* Input material
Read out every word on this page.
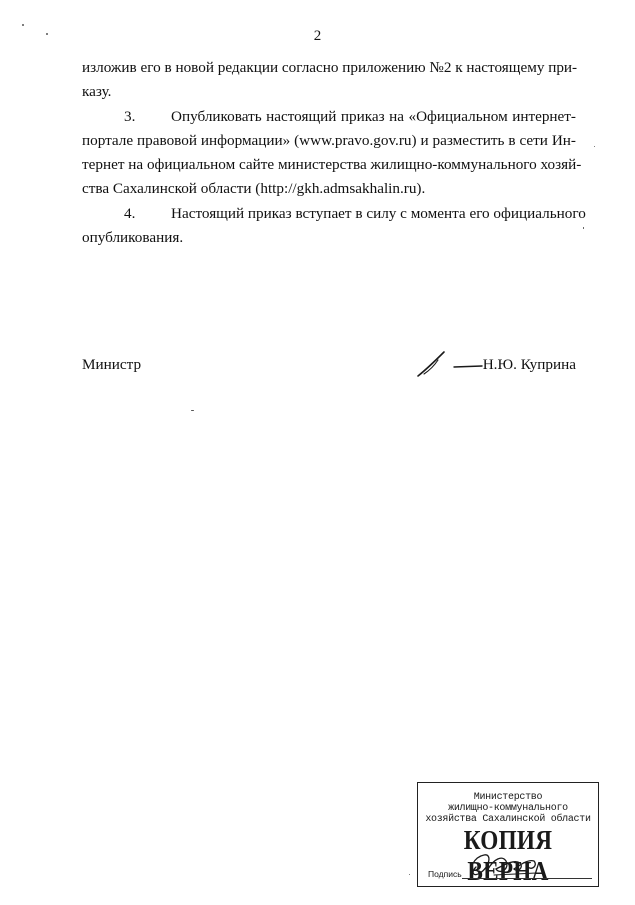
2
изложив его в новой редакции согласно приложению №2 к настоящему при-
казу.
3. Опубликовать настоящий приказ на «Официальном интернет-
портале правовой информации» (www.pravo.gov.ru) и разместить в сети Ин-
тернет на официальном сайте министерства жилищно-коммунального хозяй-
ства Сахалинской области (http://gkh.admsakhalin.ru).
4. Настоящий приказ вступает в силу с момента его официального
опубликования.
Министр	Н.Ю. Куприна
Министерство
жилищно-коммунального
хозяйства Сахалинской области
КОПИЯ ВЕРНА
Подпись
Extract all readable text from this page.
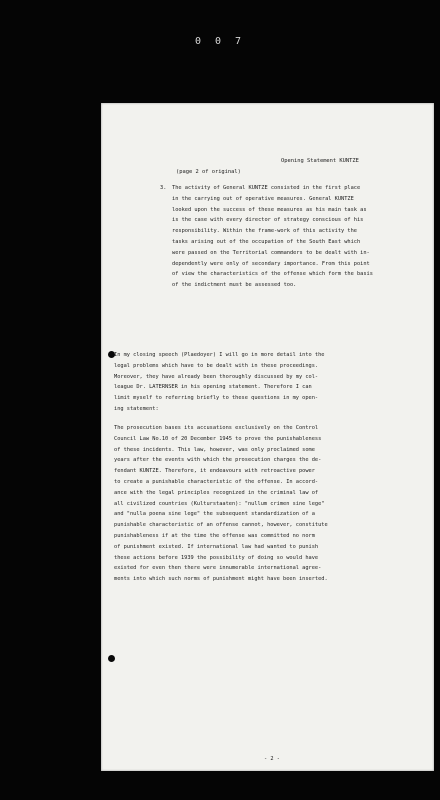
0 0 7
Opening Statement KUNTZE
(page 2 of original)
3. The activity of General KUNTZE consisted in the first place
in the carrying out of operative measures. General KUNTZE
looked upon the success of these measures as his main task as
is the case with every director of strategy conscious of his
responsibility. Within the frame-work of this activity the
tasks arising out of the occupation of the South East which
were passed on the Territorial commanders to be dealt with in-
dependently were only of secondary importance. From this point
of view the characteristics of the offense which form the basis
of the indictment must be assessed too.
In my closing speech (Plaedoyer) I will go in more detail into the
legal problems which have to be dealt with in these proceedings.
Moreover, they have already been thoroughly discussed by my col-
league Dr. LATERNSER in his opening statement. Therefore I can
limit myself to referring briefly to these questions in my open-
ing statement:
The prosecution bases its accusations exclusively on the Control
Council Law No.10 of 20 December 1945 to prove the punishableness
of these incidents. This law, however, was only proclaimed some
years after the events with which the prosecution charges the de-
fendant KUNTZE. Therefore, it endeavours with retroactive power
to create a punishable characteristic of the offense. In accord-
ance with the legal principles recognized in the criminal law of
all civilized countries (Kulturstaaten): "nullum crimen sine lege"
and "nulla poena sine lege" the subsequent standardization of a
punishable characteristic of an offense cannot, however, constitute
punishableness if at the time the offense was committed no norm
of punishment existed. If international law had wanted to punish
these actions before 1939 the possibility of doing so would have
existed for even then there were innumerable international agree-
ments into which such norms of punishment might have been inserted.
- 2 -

* Exercise instructions
Where a line of the material above holds the string "legal", copy that line.

* Complete response
legal problems which have to be dealt with in these proceedings.
ance with the legal principles recognized in the criminal law of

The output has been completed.